PROBLEM REQUIREMENTS —
Look through the lines below and extract any with the word "given".

PROVIDED INFORMATION —
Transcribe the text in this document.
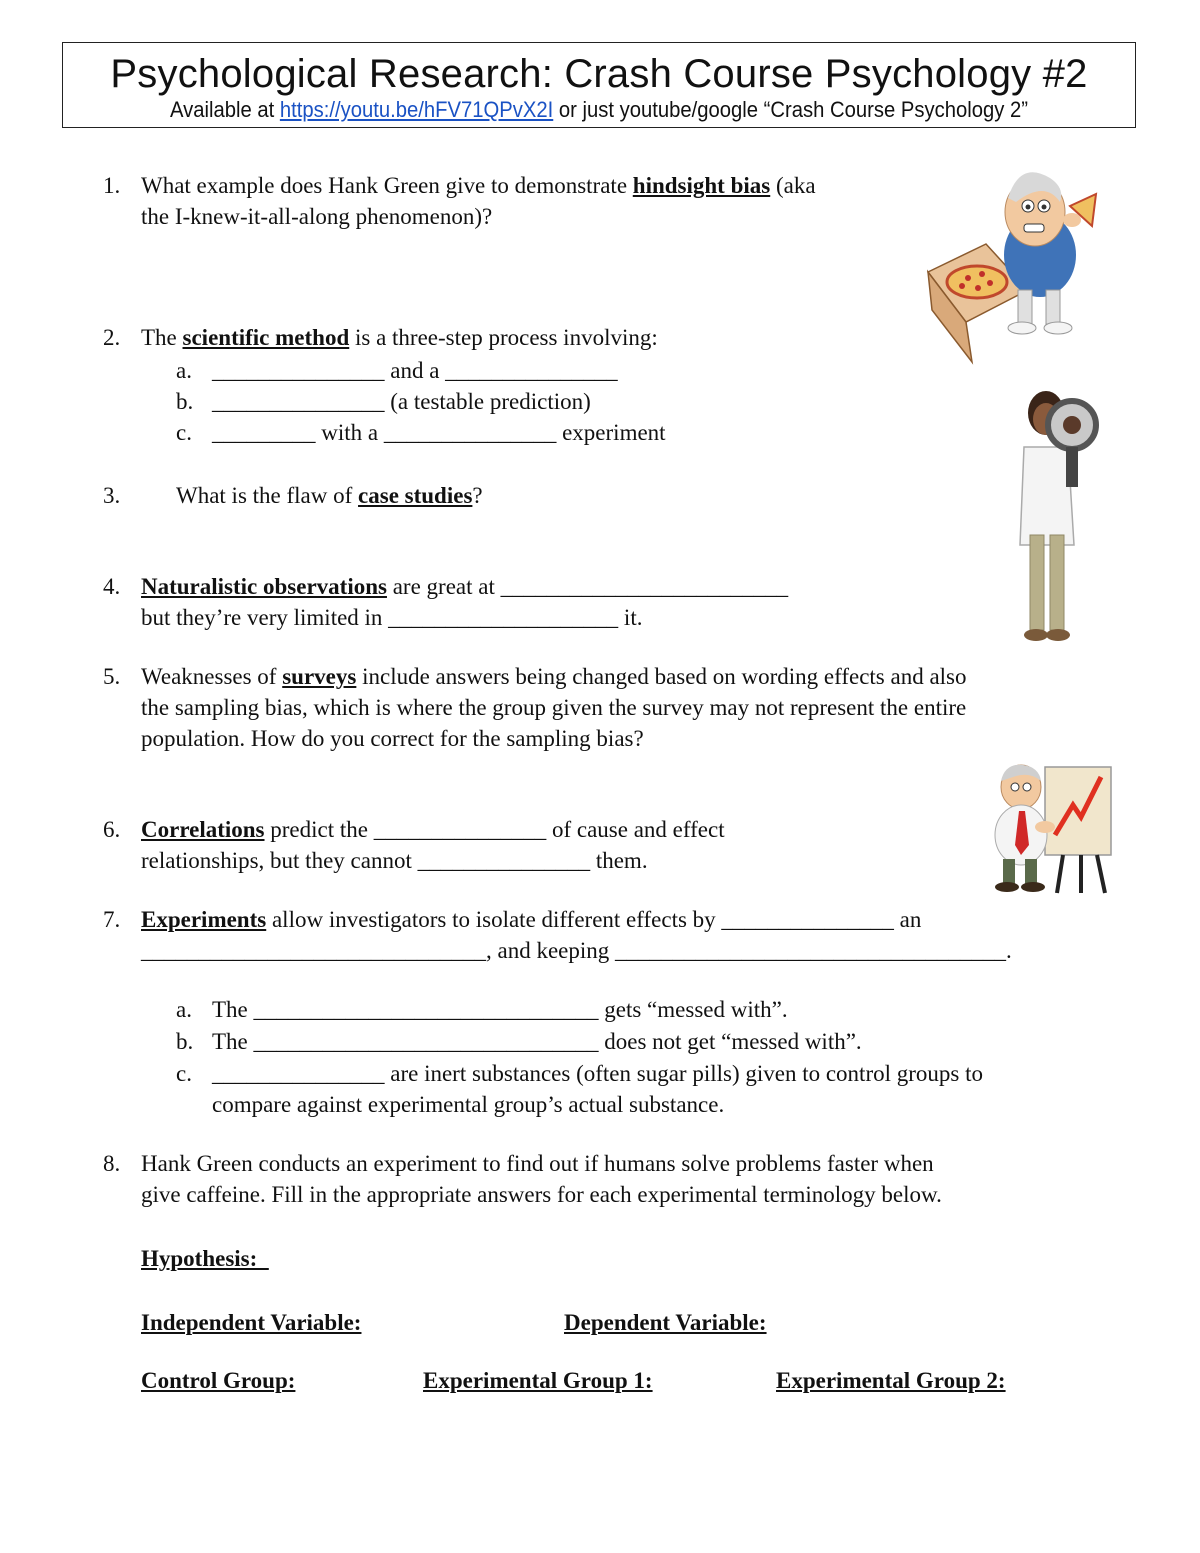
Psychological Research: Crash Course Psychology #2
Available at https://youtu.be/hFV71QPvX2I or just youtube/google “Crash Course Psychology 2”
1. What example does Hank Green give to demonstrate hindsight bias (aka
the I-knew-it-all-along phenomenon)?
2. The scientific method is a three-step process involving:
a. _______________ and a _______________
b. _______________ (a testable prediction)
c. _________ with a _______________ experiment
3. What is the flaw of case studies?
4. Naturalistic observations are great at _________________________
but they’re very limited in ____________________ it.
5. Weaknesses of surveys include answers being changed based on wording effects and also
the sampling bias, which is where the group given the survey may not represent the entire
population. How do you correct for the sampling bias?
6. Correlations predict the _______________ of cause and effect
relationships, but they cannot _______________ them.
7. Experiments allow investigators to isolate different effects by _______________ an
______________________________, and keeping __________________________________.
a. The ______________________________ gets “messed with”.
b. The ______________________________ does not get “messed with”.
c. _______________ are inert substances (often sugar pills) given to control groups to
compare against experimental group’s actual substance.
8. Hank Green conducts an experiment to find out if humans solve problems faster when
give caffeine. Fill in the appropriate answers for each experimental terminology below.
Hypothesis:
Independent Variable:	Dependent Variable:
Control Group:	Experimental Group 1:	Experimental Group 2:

==

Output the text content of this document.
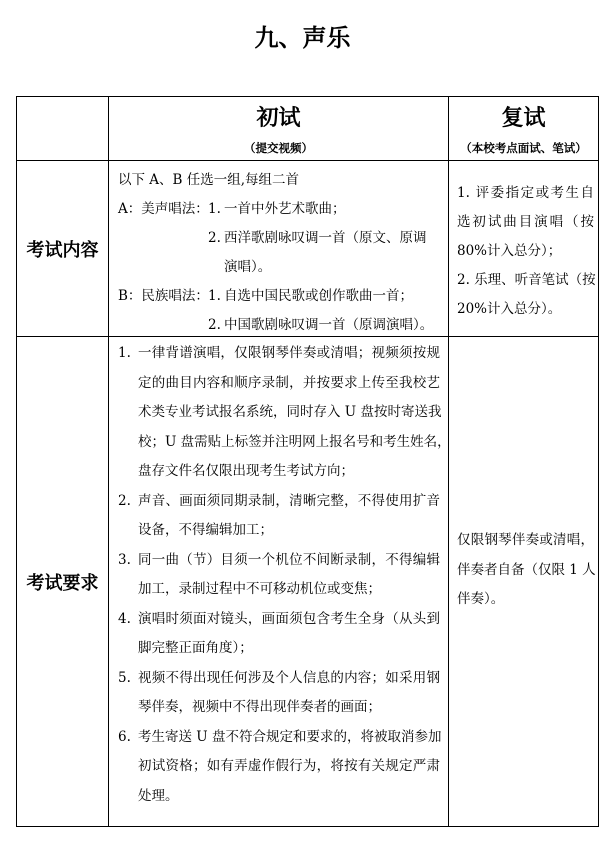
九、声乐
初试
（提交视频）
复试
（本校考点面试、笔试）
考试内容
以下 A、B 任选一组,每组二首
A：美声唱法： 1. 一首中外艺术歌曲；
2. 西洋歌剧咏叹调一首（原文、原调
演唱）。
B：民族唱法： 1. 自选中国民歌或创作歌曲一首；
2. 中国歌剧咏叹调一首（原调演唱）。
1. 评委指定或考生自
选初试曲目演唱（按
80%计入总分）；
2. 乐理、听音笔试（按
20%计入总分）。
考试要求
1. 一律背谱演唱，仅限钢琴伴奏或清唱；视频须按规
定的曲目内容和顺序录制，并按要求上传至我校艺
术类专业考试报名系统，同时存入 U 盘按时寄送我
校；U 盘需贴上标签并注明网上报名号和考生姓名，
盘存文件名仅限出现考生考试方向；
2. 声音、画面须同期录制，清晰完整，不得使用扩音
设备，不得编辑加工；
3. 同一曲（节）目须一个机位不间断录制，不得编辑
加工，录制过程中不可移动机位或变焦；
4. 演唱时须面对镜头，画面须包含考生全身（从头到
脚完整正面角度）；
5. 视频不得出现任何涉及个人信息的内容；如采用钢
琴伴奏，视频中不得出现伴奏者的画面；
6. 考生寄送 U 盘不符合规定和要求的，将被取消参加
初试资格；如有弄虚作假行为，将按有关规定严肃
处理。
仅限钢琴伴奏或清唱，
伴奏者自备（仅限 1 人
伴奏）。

RESPONSE BELOW —
the sampling bias, which is where the group given the survey may not represent the entire
c. _______________ are inert substances (often sugar pills) given to control groups to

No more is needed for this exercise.